### Your goal
Word for word, print each line of the listing below; pictures stay out.

### Material shown
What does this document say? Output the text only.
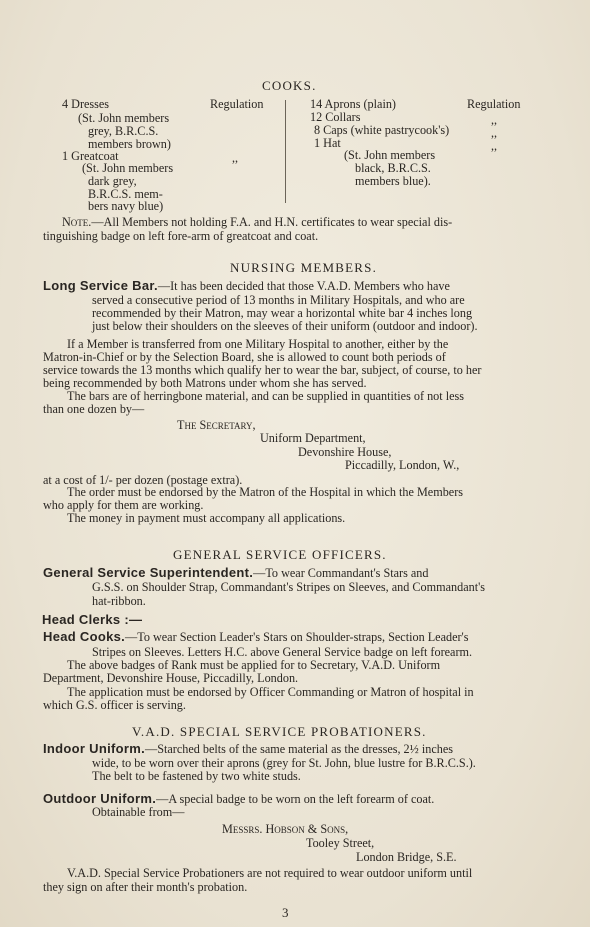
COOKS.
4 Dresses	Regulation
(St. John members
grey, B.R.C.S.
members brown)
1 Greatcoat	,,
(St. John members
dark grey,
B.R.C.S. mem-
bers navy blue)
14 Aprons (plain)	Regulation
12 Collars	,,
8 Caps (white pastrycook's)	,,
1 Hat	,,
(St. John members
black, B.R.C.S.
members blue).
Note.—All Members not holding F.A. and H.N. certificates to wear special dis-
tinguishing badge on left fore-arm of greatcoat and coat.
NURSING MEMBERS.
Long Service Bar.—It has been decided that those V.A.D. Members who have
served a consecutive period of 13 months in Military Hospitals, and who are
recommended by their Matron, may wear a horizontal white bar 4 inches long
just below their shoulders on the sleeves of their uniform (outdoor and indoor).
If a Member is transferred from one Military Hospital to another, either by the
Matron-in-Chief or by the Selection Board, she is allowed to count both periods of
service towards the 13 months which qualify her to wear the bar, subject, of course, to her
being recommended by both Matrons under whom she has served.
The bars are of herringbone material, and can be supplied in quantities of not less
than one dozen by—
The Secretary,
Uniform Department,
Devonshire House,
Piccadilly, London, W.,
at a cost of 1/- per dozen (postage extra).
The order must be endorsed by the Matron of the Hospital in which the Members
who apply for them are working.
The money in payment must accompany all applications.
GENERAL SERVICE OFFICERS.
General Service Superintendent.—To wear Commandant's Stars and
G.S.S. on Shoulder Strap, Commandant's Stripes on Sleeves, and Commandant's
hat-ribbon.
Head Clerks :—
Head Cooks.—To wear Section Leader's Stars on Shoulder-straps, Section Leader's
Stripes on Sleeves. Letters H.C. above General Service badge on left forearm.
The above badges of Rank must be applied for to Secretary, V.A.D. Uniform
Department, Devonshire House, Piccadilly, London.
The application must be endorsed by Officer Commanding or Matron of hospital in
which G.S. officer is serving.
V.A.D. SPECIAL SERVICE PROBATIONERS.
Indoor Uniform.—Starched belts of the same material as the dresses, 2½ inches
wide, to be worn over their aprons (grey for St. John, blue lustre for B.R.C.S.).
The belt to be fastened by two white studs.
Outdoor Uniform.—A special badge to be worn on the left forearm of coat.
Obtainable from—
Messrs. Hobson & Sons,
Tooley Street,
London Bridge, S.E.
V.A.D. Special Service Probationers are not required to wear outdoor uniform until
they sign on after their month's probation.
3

### Solution to the problem
What does this document say? Output the text only.
COOKS.
4 Dresses	Regulation
(St. John members
grey, B.R.C.S.
members brown)
1 Greatcoat	,,
(St. John members
dark grey,
B.R.C.S. mem-
bers navy blue)
14 Aprons (plain)	Regulation
12 Collars	,,
8 Caps (white pastrycook's)	,,
1 Hat	,,
(St. John members
black, B.R.C.S.
members blue).
Note.—All Members not holding F.A. and H.N. certificates to wear special dis-
tinguishing badge on left fore-arm of greatcoat and coat.
NURSING MEMBERS.
Long Service Bar.—It has been decided that those V.A.D. Members who have
served a consecutive period of 13 months in Military Hospitals, and who are
recommended by their Matron, may wear a horizontal white bar 4 inches long
just below their shoulders on the sleeves of their uniform (outdoor and indoor).
If a Member is transferred from one Military Hospital to another, either by the
Matron-in-Chief or by the Selection Board, she is allowed to count both periods of
service towards the 13 months which qualify her to wear the bar, subject, of course, to her
being recommended by both Matrons under whom she has served.
The bars are of herringbone material, and can be supplied in quantities of not less
than one dozen by—
The Secretary,
Uniform Department,
Devonshire House,
Piccadilly, London, W.,
at a cost of 1/- per dozen (postage extra).
The order must be endorsed by the Matron of the Hospital in which the Members
who apply for them are working.
The money in payment must accompany all applications.
GENERAL SERVICE OFFICERS.
General Service Superintendent.—To wear Commandant's Stars and
G.S.S. on Shoulder Strap, Commandant's Stripes on Sleeves, and Commandant's
hat-ribbon.
Head Clerks :—
Head Cooks.—To wear Section Leader's Stars on Shoulder-straps, Section Leader's
Stripes on Sleeves. Letters H.C. above General Service badge on left forearm.
The above badges of Rank must be applied for to Secretary, V.A.D. Uniform
Department, Devonshire House, Piccadilly, London.
The application must be endorsed by Officer Commanding or Matron of hospital in
which G.S. officer is serving.
V.A.D. SPECIAL SERVICE PROBATIONERS.
Indoor Uniform.—Starched belts of the same material as the dresses, 2½ inches
wide, to be worn over their aprons (grey for St. John, blue lustre for B.R.C.S.).
The belt to be fastened by two white studs.
Outdoor Uniform.—A special badge to be worn on the left forearm of coat.
Obtainable from—
Messrs. Hobson & Sons,
Tooley Street,
London Bridge, S.E.
V.A.D. Special Service Probationers are not required to wear outdoor uniform until
they sign on after their month's probation.
3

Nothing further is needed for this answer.